WORK REQUIRED: Your task is to transcribe all of the records exactly and leave out the pictures.

___ SOURCE DATA ___

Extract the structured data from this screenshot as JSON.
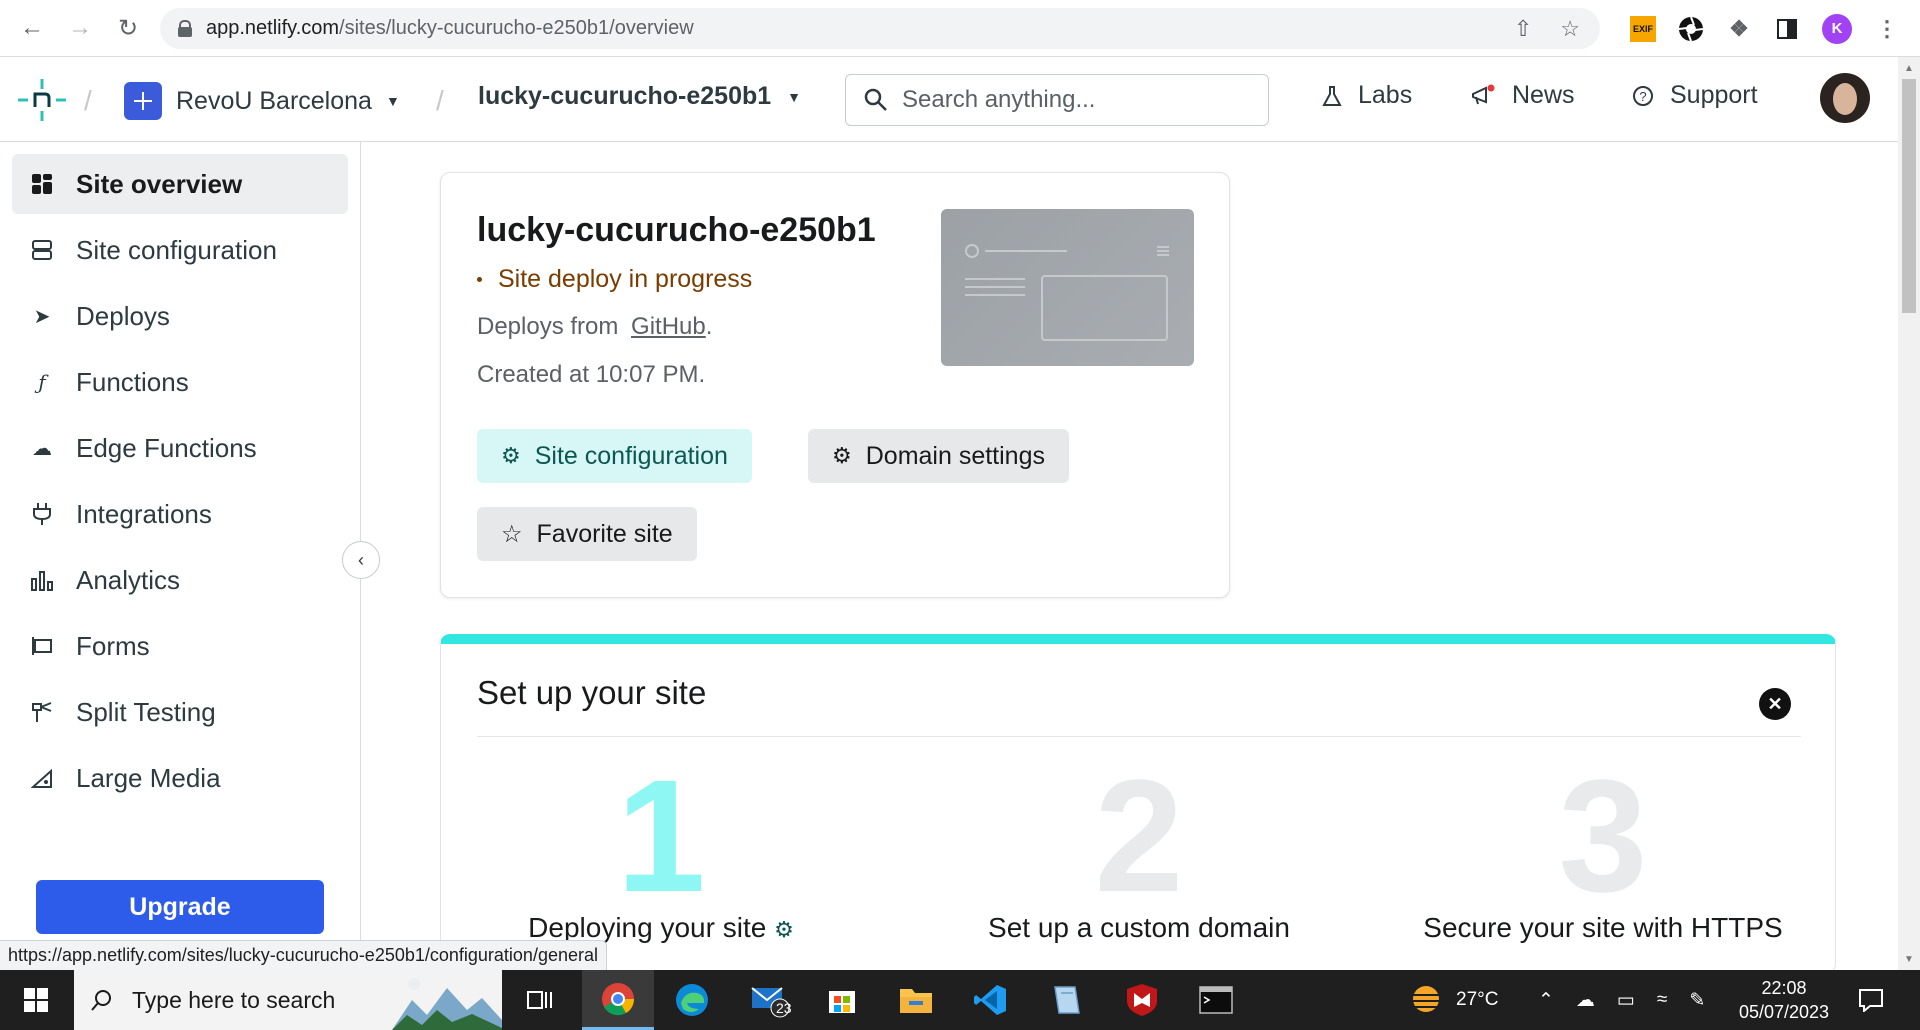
{
  "browser": {
    "url_domain": "app.netlify.com",
    "url_path": "/sites/lucky-cucurucho-e250b1/overview",
    "profile_initial": "K",
    "exif_label": "EXIF"
  },
  "header": {
    "team_name": "RevoU Barcelona",
    "site_name": "lucky-cucurucho-e250b1",
    "search_placeholder": "Search anything...",
    "labs": "Labs",
    "news": "News",
    "support": "Support"
  },
  "sidebar": {
    "items": [
      {
        "label": "Site overview",
        "icon": "grid-icon"
      },
      {
        "label": "Site configuration",
        "icon": "server-icon"
      },
      {
        "label": "Deploys",
        "icon": "rocket-icon"
      },
      {
        "label": "Functions",
        "icon": "function-icon"
      },
      {
        "label": "Edge Functions",
        "icon": "cloud-function-icon"
      },
      {
        "label": "Integrations",
        "icon": "plug-icon"
      },
      {
        "label": "Analytics",
        "icon": "bar-chart-icon"
      },
      {
        "label": "Forms",
        "icon": "form-icon"
      },
      {
        "label": "Split Testing",
        "icon": "signpost-icon"
      },
      {
        "label": "Large Media",
        "icon": "media-icon"
      }
    ],
    "upgrade": "Upgrade"
  },
  "site_card": {
    "title": "lucky-cucurucho-e250b1",
    "status": "Site deploy in progress",
    "deploys_from_prefix": "Deploys from",
    "deploys_from_link": "GitHub",
    "deploys_from_suffix": ".",
    "created_at": "Created at 10:07 PM.",
    "btn_site_config": "Site configuration",
    "btn_domain_settings": "Domain settings",
    "btn_favorite": "Favorite site"
  },
  "setup": {
    "title": "Set up your site",
    "steps": [
      {
        "number": "1",
        "label": "Deploying your site",
        "color": "#8ef7f4"
      },
      {
        "number": "2",
        "label": "Set up a custom domain",
        "color": "#e9eaec"
      },
      {
        "number": "3",
        "label": "Secure your site with HTTPS",
        "color": "#e9eaec"
      }
    ]
  },
  "status_bar_link": "https://app.netlify.com/sites/lucky-cucurucho-e250b1/configuration/general",
  "taskbar": {
    "search_placeholder": "Type here to search",
    "mail_badge": "23",
    "temperature": "27°C",
    "time": "22:08",
    "date": "05/07/2023"
  },
  "colors": {
    "accent_teal": "#32e6e2",
    "upgrade_blue": "#2d5bea",
    "status_brown": "#7a3c00"
  }
}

___

WRITTEN SOLUTION:
Extract the structured data from this screenshot as JSON.
{
  "browser": {
    "url_domain": "app.netlify.com",
    "url_path": "/sites/lucky-cucurucho-e250b1/overview",
    "profile_initial": "K",
    "exif_label": "EXIF"
  },
  "header": {
    "team_name": "RevoU Barcelona",
    "site_name": "lucky-cucurucho-e250b1",
    "search_placeholder": "Search anything...",
    "labs": "Labs",
    "news": "News",
    "support": "Support"
  },
  "sidebar": {
    "items": [
      {
        "label": "Site overview",
        "icon": "grid-icon"
      },
      {
        "label": "Site configuration",
        "icon": "server-icon"
      },
      {
        "label": "Deploys",
        "icon": "rocket-icon"
      },
      {
        "label": "Functions",
        "icon": "function-icon"
      },
      {
        "label": "Edge Functions",
        "icon": "cloud-function-icon"
      },
      {
        "label": "Integrations",
        "icon": "plug-icon"
      },
      {
        "label": "Analytics",
        "icon": "bar-chart-icon"
      },
      {
        "label": "Forms",
        "icon": "form-icon"
      },
      {
        "label": "Split Testing",
        "icon": "signpost-icon"
      },
      {
        "label": "Large Media",
        "icon": "media-icon"
      }
    ],
    "upgrade": "Upgrade"
  },
  "site_card": {
    "title": "lucky-cucurucho-e250b1",
    "status": "Site deploy in progress",
    "deploys_from_prefix": "Deploys from",
    "deploys_from_link": "GitHub",
    "deploys_from_suffix": ".",
    "created_at": "Created at 10:07 PM.",
    "btn_site_config": "Site configuration",
    "btn_domain_settings": "Domain settings",
    "btn_favorite": "Favorite site"
  },
  "setup": {
    "title": "Set up your site",
    "steps": [
      {
        "number": "1",
        "label": "Deploying your site",
        "color": "#8ef7f4"
      },
      {
        "number": "2",
        "label": "Set up a custom domain",
        "color": "#e9eaec"
      },
      {
        "number": "3",
        "label": "Secure your site with HTTPS",
        "color": "#e9eaec"
      }
    ]
  },
  "status_bar_link": "https://app.netlify.com/sites/lucky-cucurucho-e250b1/configuration/general",
  "taskbar": {
    "search_placeholder": "Type here to search",
    "mail_badge": "23",
    "temperature": "27°C",
    "time": "22:08",
    "date": "05/07/2023"
  },
  "colors": {
    "accent_teal": "#32e6e2",
    "upgrade_blue": "#2d5bea",
    "status_brown": "#7a3c00"
  }
}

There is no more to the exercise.